-- BEGIN The records --
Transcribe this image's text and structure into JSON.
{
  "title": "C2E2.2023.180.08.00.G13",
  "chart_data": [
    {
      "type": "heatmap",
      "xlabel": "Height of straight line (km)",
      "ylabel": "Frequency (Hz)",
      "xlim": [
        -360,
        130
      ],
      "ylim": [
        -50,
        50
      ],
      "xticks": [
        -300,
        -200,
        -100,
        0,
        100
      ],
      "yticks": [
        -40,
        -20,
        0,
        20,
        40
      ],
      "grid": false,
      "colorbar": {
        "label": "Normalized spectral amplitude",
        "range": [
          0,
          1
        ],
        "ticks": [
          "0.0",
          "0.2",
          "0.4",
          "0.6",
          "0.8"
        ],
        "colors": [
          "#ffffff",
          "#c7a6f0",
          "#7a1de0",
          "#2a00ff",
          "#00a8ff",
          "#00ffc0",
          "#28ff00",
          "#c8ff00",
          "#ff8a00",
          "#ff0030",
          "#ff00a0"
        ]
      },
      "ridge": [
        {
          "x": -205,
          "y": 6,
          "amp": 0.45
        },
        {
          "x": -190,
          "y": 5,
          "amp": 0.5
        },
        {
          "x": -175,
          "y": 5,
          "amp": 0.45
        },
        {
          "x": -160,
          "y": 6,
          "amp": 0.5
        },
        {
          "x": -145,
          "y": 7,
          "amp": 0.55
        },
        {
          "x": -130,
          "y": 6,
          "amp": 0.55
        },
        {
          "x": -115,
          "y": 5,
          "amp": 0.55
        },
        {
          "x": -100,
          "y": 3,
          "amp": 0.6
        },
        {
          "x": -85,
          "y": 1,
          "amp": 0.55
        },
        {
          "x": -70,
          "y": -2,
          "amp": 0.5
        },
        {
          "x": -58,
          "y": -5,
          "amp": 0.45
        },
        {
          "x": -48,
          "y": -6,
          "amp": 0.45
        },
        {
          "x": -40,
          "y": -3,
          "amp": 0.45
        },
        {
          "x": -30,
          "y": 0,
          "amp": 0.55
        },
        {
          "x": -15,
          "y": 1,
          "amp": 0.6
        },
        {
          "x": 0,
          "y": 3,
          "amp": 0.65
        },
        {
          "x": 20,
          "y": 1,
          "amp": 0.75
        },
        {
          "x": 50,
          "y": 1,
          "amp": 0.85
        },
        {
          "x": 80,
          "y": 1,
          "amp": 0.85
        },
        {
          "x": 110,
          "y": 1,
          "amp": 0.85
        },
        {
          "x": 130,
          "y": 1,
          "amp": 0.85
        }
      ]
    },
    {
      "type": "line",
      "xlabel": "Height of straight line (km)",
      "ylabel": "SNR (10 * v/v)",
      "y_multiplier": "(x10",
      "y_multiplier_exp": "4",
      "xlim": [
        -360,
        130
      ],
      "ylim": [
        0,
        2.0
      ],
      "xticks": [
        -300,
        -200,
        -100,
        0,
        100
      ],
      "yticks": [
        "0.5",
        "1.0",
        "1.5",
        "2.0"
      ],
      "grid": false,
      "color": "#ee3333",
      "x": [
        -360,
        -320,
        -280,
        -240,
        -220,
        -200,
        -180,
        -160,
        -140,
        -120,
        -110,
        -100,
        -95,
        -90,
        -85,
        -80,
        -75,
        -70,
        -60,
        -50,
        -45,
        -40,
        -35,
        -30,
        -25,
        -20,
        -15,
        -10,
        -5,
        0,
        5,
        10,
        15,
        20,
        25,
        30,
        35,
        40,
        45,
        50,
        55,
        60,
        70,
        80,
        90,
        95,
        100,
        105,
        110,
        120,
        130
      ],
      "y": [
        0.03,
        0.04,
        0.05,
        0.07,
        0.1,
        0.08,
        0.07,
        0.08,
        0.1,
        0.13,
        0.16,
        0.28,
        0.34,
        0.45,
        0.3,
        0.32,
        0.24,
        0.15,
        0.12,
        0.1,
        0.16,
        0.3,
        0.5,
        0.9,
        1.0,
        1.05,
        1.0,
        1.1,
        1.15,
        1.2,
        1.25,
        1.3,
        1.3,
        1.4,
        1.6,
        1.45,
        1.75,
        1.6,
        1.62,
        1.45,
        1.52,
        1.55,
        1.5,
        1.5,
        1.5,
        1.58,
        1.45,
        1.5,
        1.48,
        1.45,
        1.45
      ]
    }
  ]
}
-- END The records --
» Task goal:
Print all the data exactly.

» Written answer:
Transcribe this image's text and structure into JSON.
{
  "title": "C2E2.2023.180.08.00.G13",
  "chart_data": [
    {
      "type": "heatmap",
      "xlabel": "Height of straight line (km)",
      "ylabel": "Frequency (Hz)",
      "xlim": [
        -360,
        130
      ],
      "ylim": [
        -50,
        50
      ],
      "xticks": [
        -300,
        -200,
        -100,
        0,
        100
      ],
      "yticks": [
        -40,
        -20,
        0,
        20,
        40
      ],
      "grid": false,
      "colorbar": {
        "label": "Normalized spectral amplitude",
        "range": [
          0,
          1
        ],
        "ticks": [
          "0.0",
          "0.2",
          "0.4",
          "0.6",
          "0.8"
        ],
        "colors": [
          "#ffffff",
          "#c7a6f0",
          "#7a1de0",
          "#2a00ff",
          "#00a8ff",
          "#00ffc0",
          "#28ff00",
          "#c8ff00",
          "#ff8a00",
          "#ff0030",
          "#ff00a0"
        ]
      },
      "ridge": [
        {
          "x": -205,
          "y": 6,
          "amp": 0.45
        },
        {
          "x": -190,
          "y": 5,
          "amp": 0.5
        },
        {
          "x": -175,
          "y": 5,
          "amp": 0.45
        },
        {
          "x": -160,
          "y": 6,
          "amp": 0.5
        },
        {
          "x": -145,
          "y": 7,
          "amp": 0.55
        },
        {
          "x": -130,
          "y": 6,
          "amp": 0.55
        },
        {
          "x": -115,
          "y": 5,
          "amp": 0.55
        },
        {
          "x": -100,
          "y": 3,
          "amp": 0.6
        },
        {
          "x": -85,
          "y": 1,
          "amp": 0.55
        },
        {
          "x": -70,
          "y": -2,
          "amp": 0.5
        },
        {
          "x": -58,
          "y": -5,
          "amp": 0.45
        },
        {
          "x": -48,
          "y": -6,
          "amp": 0.45
        },
        {
          "x": -40,
          "y": -3,
          "amp": 0.45
        },
        {
          "x": -30,
          "y": 0,
          "amp": 0.55
        },
        {
          "x": -15,
          "y": 1,
          "amp": 0.6
        },
        {
          "x": 0,
          "y": 3,
          "amp": 0.65
        },
        {
          "x": 20,
          "y": 1,
          "amp": 0.75
        },
        {
          "x": 50,
          "y": 1,
          "amp": 0.85
        },
        {
          "x": 80,
          "y": 1,
          "amp": 0.85
        },
        {
          "x": 110,
          "y": 1,
          "amp": 0.85
        },
        {
          "x": 130,
          "y": 1,
          "amp": 0.85
        }
      ]
    },
    {
      "type": "line",
      "xlabel": "Height of straight line (km)",
      "ylabel": "SNR (10 * v/v)",
      "y_multiplier": "(x10",
      "y_multiplier_exp": "4",
      "xlim": [
        -360,
        130
      ],
      "ylim": [
        0,
        2.0
      ],
      "xticks": [
        -300,
        -200,
        -100,
        0,
        100
      ],
      "yticks": [
        "0.5",
        "1.0",
        "1.5",
        "2.0"
      ],
      "grid": false,
      "color": "#ee3333",
      "x": [
        -360,
        -320,
        -280,
        -240,
        -220,
        -200,
        -180,
        -160,
        -140,
        -120,
        -110,
        -100,
        -95,
        -90,
        -85,
        -80,
        -75,
        -70,
        -60,
        -50,
        -45,
        -40,
        -35,
        -30,
        -25,
        -20,
        -15,
        -10,
        -5,
        0,
        5,
        10,
        15,
        20,
        25,
        30,
        35,
        40,
        45,
        50,
        55,
        60,
        70,
        80,
        90,
        95,
        100,
        105,
        110,
        120,
        130
      ],
      "y": [
        0.03,
        0.04,
        0.05,
        0.07,
        0.1,
        0.08,
        0.07,
        0.08,
        0.1,
        0.13,
        0.16,
        0.28,
        0.34,
        0.45,
        0.3,
        0.32,
        0.24,
        0.15,
        0.12,
        0.1,
        0.16,
        0.3,
        0.5,
        0.9,
        1.0,
        1.05,
        1.0,
        1.1,
        1.15,
        1.2,
        1.25,
        1.3,
        1.3,
        1.4,
        1.6,
        1.45,
        1.75,
        1.6,
        1.62,
        1.45,
        1.52,
        1.55,
        1.5,
        1.5,
        1.5,
        1.58,
        1.45,
        1.5,
        1.48,
        1.45,
        1.45
      ]
    }
  ]
}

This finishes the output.